>>

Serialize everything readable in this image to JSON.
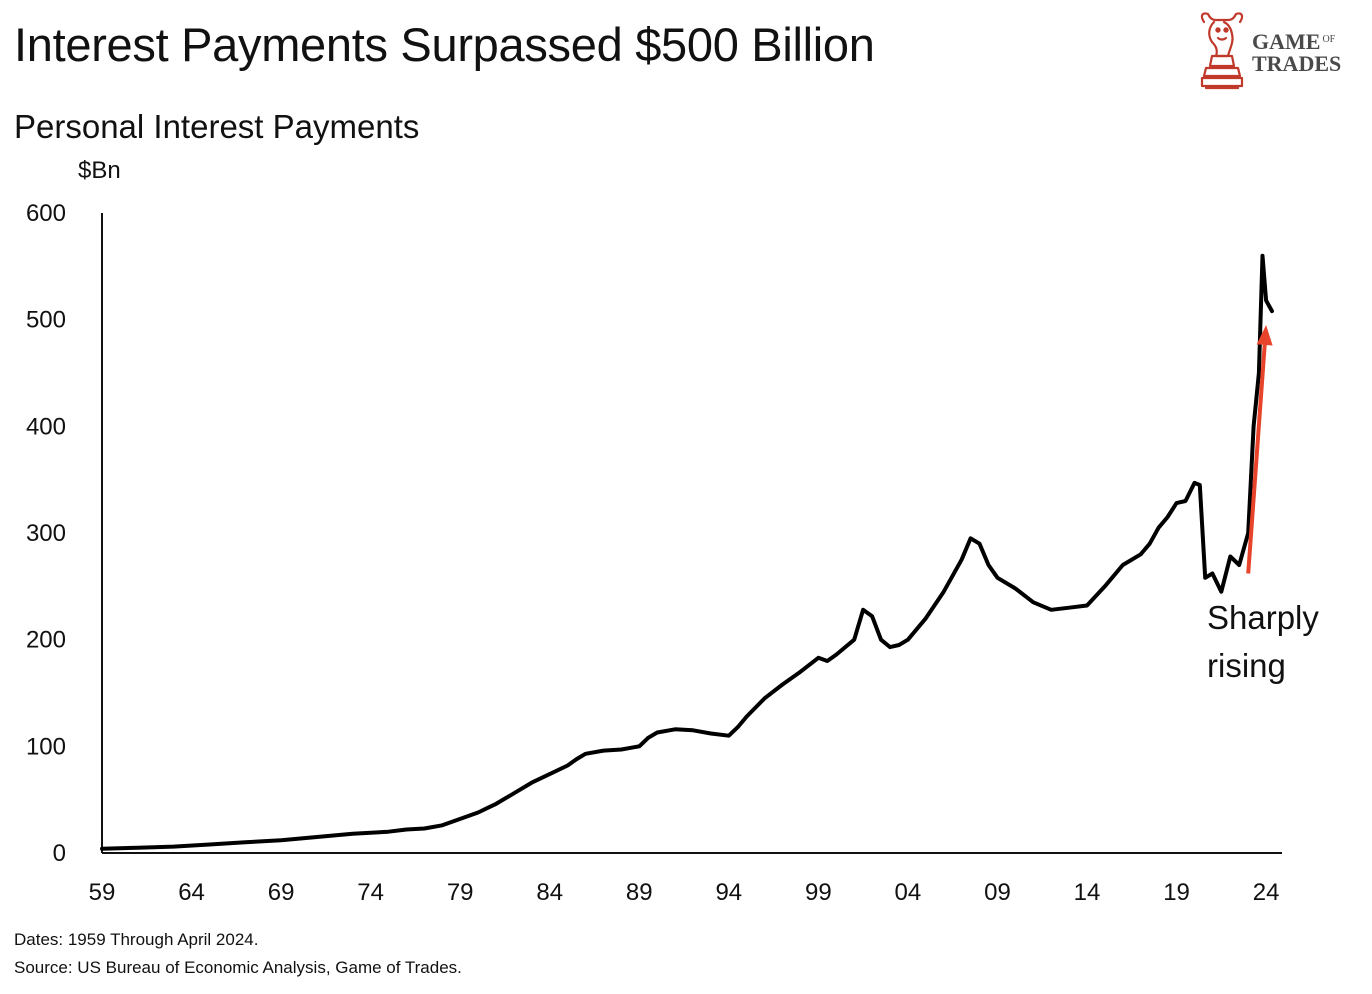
{
  "title": "Interest Payments Surpassed $500 Billion",
  "logo": {
    "word1": "GAME",
    "word_of": "OF",
    "word2": "TRADES",
    "brand_color": "#c0392b"
  },
  "footnotes": {
    "dates": "Dates: 1959 Through April 2024.",
    "source": "Source: US Bureau of Economic Analysis, Game of Trades."
  },
  "chart_data": {
    "type": "line",
    "title": "Personal Interest Payments",
    "ylabel": "$Bn",
    "xlabel": "",
    "ylim": [
      0,
      600
    ],
    "xlim": [
      1959,
      2024.33
    ],
    "yticks": [
      0,
      100,
      200,
      300,
      400,
      500,
      600
    ],
    "xticks": [
      {
        "value": 1959,
        "label": "59"
      },
      {
        "value": 1964,
        "label": "64"
      },
      {
        "value": 1969,
        "label": "69"
      },
      {
        "value": 1974,
        "label": "74"
      },
      {
        "value": 1979,
        "label": "79"
      },
      {
        "value": 1984,
        "label": "84"
      },
      {
        "value": 1989,
        "label": "89"
      },
      {
        "value": 1994,
        "label": "94"
      },
      {
        "value": 1999,
        "label": "99"
      },
      {
        "value": 2004,
        "label": "04"
      },
      {
        "value": 2009,
        "label": "09"
      },
      {
        "value": 2014,
        "label": "14"
      },
      {
        "value": 2019,
        "label": "19"
      },
      {
        "value": 2024,
        "label": "24"
      }
    ],
    "series": [
      {
        "color": "#000000",
        "x": [
          1959,
          1961,
          1963,
          1965,
          1967,
          1969,
          1971,
          1973,
          1975,
          1976,
          1977,
          1978,
          1979,
          1980,
          1980.5,
          1981,
          1982,
          1983,
          1984,
          1985,
          1985.5,
          1986,
          1987,
          1988,
          1989,
          1989.5,
          1990,
          1991,
          1992,
          1993,
          1994,
          1994.5,
          1995,
          1996,
          1997,
          1998,
          1999,
          1999.5,
          2000,
          2001,
          2001.5,
          2002,
          2002.5,
          2003,
          2003.5,
          2004,
          2005,
          2006,
          2007,
          2007.5,
          2008,
          2008.5,
          2009,
          2010,
          2011,
          2012,
          2013,
          2014,
          2015,
          2016,
          2017,
          2017.5,
          2018,
          2018.5,
          2019,
          2019.5,
          2020,
          2020.3,
          2020.6,
          2021,
          2021.5,
          2022,
          2022.5,
          2023,
          2023.3,
          2023.6,
          2023.8,
          2024,
          2024.33
        ],
        "values": [
          4,
          5,
          6,
          8,
          10,
          12,
          15,
          18,
          20,
          22,
          23,
          26,
          32,
          38,
          42,
          46,
          56,
          66,
          74,
          82,
          88,
          93,
          96,
          97,
          100,
          108,
          113,
          116,
          115,
          112,
          110,
          118,
          128,
          145,
          158,
          170,
          183,
          180,
          186,
          200,
          228,
          222,
          200,
          193,
          195,
          200,
          220,
          245,
          275,
          295,
          290,
          270,
          258,
          248,
          235,
          228,
          230,
          232,
          250,
          270,
          280,
          290,
          305,
          315,
          328,
          330,
          347,
          345,
          258,
          262,
          245,
          278,
          270,
          300,
          400,
          450,
          560,
          518,
          508
        ]
      }
    ],
    "annotation": {
      "line1": "Sharply",
      "line2": "rising",
      "arrow_color": "#e8432b",
      "arrow_from": {
        "x": 2023.0,
        "y": 262
      },
      "arrow_to": {
        "x": 2024.0,
        "y": 495
      }
    }
  }
}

<<

-- Task details --
From the data above, show each line that contains "title".

-- Task result --
  "title": "Interest Payments Surpassed $500 Billion",
    "title": "Personal Interest Payments",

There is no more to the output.